Identify all lines below that hold "षवचनन" and collect them.

------ ENTRIES

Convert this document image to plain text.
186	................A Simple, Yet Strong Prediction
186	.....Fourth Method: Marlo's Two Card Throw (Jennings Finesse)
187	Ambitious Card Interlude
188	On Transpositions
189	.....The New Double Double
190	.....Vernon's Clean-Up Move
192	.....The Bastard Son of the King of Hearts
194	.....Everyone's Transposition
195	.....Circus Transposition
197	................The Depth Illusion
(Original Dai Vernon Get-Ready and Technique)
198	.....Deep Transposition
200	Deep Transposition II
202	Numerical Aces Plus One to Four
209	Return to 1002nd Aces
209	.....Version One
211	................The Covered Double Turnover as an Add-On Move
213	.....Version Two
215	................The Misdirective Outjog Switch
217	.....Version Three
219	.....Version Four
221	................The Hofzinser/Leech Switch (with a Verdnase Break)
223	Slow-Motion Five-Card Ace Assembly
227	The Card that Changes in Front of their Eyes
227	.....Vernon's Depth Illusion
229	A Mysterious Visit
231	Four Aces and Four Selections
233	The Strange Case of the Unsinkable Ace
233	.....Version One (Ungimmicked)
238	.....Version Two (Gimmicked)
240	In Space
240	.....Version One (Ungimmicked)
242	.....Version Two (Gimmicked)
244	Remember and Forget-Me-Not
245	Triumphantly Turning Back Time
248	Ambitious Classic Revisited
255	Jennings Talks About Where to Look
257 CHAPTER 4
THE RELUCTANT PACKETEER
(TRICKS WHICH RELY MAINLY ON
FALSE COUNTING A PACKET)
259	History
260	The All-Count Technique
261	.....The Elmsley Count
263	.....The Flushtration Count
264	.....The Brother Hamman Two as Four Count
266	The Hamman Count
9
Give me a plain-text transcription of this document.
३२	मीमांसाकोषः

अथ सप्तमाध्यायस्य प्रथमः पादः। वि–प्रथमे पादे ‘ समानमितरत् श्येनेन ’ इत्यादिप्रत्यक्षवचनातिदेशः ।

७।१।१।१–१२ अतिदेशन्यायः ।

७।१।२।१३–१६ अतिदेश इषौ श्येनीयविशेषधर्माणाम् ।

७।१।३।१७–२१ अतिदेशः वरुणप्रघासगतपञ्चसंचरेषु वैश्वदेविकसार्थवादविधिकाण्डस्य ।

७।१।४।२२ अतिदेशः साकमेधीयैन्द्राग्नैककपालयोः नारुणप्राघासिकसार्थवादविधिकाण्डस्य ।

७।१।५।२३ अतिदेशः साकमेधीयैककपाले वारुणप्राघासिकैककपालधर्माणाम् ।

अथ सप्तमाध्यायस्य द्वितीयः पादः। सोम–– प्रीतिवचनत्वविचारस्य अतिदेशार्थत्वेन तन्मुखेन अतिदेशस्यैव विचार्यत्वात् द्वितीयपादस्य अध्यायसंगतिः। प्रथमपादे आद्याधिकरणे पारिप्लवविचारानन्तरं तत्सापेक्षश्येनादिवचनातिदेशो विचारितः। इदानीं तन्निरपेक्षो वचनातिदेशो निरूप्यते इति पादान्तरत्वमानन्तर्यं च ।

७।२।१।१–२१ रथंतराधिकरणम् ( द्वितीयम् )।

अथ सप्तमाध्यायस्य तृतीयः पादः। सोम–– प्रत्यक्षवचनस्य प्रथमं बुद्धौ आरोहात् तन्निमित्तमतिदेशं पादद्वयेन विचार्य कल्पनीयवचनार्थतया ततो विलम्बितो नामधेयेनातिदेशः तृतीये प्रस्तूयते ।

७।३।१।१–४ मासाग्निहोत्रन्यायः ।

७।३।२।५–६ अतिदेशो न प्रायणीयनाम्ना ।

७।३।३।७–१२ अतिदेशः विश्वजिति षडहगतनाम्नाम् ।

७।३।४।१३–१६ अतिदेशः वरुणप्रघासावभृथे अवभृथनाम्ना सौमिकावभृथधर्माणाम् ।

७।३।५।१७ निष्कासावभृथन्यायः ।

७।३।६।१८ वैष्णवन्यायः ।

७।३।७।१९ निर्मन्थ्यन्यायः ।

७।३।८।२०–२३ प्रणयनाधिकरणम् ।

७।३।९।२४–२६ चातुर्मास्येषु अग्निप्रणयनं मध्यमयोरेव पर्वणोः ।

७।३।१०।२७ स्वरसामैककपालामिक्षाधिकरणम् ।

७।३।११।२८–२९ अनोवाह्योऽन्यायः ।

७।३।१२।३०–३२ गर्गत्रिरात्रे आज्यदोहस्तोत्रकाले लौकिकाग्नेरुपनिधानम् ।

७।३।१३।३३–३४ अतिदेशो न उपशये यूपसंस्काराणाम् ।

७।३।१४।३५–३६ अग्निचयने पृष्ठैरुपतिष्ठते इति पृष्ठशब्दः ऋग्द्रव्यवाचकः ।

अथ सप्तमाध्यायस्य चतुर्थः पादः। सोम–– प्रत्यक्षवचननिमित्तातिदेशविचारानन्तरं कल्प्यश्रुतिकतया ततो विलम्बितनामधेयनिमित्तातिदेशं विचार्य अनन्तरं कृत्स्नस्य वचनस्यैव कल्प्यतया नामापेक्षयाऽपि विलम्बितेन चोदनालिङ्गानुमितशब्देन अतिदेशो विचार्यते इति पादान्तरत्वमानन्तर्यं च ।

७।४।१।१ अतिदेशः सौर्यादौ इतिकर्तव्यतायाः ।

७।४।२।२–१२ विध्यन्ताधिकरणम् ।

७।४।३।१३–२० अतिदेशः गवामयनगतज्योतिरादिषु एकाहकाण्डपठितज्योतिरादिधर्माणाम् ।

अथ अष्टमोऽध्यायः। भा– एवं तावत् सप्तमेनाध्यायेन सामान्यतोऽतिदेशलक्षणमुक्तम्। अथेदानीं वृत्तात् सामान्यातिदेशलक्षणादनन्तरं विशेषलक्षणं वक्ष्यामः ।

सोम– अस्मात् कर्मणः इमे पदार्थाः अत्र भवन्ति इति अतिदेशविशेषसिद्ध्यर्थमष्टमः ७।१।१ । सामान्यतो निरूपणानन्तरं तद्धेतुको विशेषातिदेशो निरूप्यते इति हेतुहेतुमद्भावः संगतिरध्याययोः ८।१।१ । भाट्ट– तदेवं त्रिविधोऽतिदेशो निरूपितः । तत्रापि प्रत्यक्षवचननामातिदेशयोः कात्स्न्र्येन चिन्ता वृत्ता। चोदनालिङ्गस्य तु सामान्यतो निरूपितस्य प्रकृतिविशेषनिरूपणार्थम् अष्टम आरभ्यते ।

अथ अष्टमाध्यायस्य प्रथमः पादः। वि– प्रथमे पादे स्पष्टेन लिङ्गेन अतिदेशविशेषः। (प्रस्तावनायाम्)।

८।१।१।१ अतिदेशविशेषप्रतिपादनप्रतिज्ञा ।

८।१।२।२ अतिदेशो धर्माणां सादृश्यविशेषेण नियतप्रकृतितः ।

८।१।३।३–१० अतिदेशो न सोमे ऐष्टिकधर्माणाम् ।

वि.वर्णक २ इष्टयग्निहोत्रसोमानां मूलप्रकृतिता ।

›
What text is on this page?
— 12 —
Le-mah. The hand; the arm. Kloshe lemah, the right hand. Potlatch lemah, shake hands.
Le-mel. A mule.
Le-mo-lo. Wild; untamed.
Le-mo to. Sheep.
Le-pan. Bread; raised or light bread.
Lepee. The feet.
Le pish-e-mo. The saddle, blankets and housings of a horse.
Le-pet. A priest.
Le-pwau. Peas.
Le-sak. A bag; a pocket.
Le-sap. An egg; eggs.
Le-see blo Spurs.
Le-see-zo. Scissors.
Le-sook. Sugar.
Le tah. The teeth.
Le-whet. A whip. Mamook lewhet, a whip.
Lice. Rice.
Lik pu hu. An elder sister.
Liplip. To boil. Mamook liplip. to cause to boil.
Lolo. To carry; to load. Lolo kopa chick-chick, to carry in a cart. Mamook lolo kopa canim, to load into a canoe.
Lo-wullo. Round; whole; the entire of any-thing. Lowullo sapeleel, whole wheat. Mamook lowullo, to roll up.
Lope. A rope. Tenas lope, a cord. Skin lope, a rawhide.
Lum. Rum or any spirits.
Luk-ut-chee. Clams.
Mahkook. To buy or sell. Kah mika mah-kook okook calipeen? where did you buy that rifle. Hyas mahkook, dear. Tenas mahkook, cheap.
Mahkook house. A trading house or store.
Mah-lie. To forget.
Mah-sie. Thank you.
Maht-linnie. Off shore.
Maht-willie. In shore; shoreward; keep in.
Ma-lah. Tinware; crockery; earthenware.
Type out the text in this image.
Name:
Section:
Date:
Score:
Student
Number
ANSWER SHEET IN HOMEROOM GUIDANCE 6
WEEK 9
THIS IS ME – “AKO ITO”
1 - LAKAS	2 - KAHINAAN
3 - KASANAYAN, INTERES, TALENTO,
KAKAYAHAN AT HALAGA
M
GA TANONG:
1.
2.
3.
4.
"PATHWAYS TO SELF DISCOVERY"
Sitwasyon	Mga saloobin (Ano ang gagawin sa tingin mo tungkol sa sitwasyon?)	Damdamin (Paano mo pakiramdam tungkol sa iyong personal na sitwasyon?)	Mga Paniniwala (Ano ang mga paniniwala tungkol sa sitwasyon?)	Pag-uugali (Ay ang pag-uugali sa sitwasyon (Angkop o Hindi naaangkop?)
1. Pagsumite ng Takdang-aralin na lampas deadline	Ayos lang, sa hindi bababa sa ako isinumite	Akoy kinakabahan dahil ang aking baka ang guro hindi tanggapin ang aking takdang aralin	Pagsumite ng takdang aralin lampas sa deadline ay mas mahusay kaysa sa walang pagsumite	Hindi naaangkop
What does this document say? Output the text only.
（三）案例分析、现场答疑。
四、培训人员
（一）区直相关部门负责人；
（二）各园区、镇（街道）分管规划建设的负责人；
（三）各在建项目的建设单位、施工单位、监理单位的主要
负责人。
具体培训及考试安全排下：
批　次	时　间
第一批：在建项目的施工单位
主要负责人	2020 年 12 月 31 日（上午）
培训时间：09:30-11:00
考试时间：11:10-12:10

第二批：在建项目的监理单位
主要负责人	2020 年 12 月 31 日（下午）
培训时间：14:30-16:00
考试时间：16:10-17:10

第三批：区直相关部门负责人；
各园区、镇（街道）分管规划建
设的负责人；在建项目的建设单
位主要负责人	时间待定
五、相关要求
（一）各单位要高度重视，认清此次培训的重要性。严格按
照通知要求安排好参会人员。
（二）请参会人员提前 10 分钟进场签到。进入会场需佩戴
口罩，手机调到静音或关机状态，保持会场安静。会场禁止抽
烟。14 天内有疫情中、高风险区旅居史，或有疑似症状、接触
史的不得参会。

------------

● **ANSWER FOR THIS EXERCISE**:
अथ सप्तमाध्यायस्य चतुर्थः पादः। सोम–– प्रत्यक्षवचननिमित्तातिदेशविचारानन्तरं कल्प्यश्रुतिकतया ततो विलम्बितनामधेयनिमित्तातिदेशं विचार्य अनन्तरं कृत्स्नस्य वचनस्यैव कल्प्यतया नामापेक्षयाऽपि विलम्बितेन चोदनालिङ्गानुमितशब्देन अतिदेशो विचार्यते इति पादान्तरत्वमानन्तर्यं च ।
सोम– अस्मात् कर्मणः इमे पदार्थाः अत्र भवन्ति इति अतिदेशविशेषसिद्ध्यर्थमष्टमः ७।१।१ । सामान्यतो निरूपणानन्तरं तद्धेतुको विशेषातिदेशो निरूप्यते इति हेतुहेतुमद्भावः संगतिरध्याययोः ८।१।१ । भाट्ट– तदेवं त्रिविधोऽतिदेशो निरूपितः । तत्रापि प्रत्यक्षवचननामातिदेशयोः कात्स्न्र्येन चिन्ता वृत्ता। चोदनालिङ्गस्य तु सामान्यतो निरूपितस्य प्रकृतिविशेषनिरूपणार्थम् अष्टम आरभ्यते ।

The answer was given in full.